▶ [Aim of the exercise] Find the line that contains "Enumerate this screenshot's". Copy it and every line after it to the end of the material below, exactly, with no pictures.

%%

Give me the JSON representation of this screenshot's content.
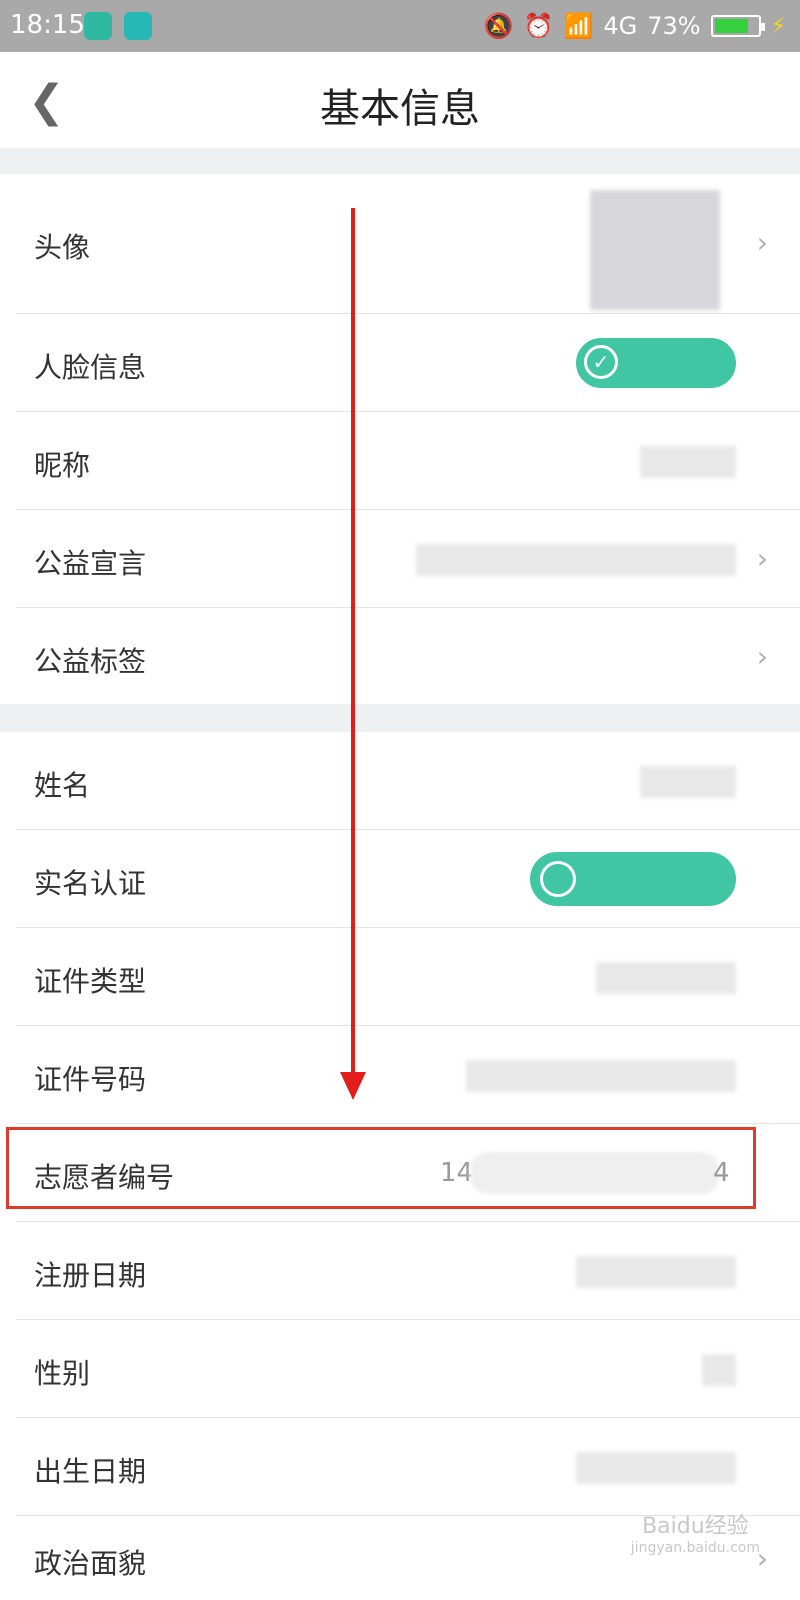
{
  "status_bar": {
    "time": "18:15",
    "network": "4G",
    "battery": "73%"
  },
  "nav": {
    "title": "基本信息",
    "back_icon": "chevron-left-icon"
  },
  "section1": [
    {
      "label": "头像"
    },
    {
      "label": "人脸信息"
    },
    {
      "label": "昵称"
    },
    {
      "label": "公益宣言"
    },
    {
      "label": "公益标签"
    }
  ],
  "section2": [
    {
      "label": "姓名"
    },
    {
      "label": "实名认证"
    },
    {
      "label": "证件类型"
    },
    {
      "label": "证件号码"
    },
    {
      "label": "志愿者编号",
      "value_start": "14",
      "value_end": "4"
    },
    {
      "label": "注册日期"
    },
    {
      "label": "性别"
    },
    {
      "label": "出生日期"
    },
    {
      "label": "政治面貌"
    }
  ],
  "watermark": {
    "line1": "Baidu经验",
    "line2": "jingyan.baidu.com"
  },
  "colors": {
    "accent_green": "#41c6a3",
    "highlight_red": "#e03a2f",
    "status_bar": "#a9a9a9"
  }
}
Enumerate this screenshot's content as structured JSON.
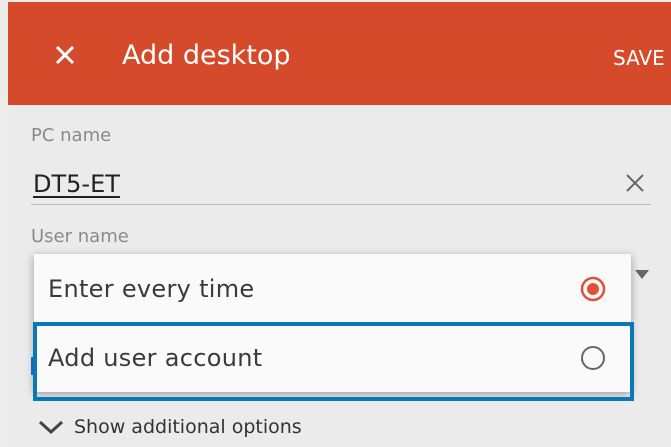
{
  "appbar": {
    "title": "Add desktop",
    "save_label": "SAVE",
    "close_icon": "close-icon",
    "color": "#d44a2a"
  },
  "form": {
    "pc_name_label": "PC name",
    "pc_name_value": "DT5-ET",
    "user_name_label": "User name",
    "show_more_label": "Show additional options"
  },
  "dropdown": {
    "options": [
      {
        "label": "Enter every time",
        "selected": true
      },
      {
        "label": "Add user account",
        "selected": false
      }
    ],
    "accent": "#e0503a"
  },
  "highlight_color": "#0a77b8"
}
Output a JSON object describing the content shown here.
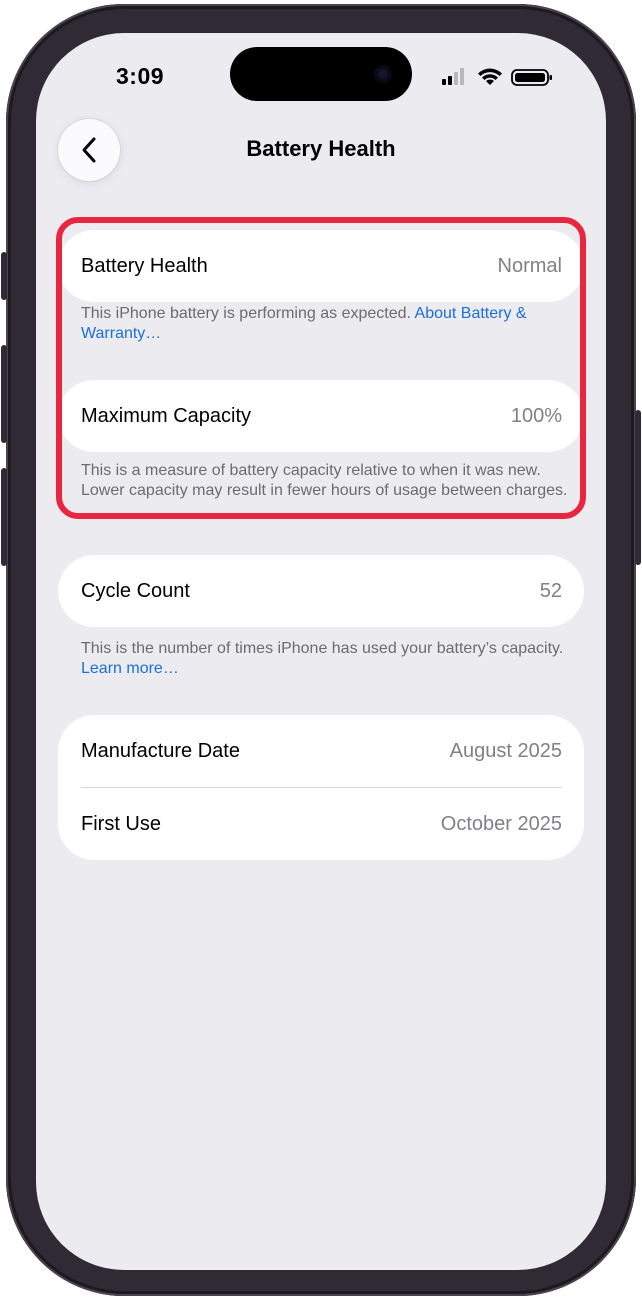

%%

▶ [Solution for this exercise]
Enumerate this screenshot's content as structured JSON.
{
  "appbar": {
    "title": "Add desktop",
    "save_label": "SAVE",
    "close_icon": "close-icon",
    "color": "#d44a2a"
  },
  "form": {
    "pc_name_label": "PC name",
    "pc_name_value": "DT5-ET",
    "user_name_label": "User name",
    "show_more_label": "Show additional options"
  },
  "dropdown": {
    "options": [
      {
        "label": "Enter every time",
        "selected": true
      },
      {
        "label": "Add user account",
        "selected": false
      }
    ],
    "accent": "#e0503a"
  },
  "highlight_color": "#0a77b8"
}
Output a JSON object describing the content shown here.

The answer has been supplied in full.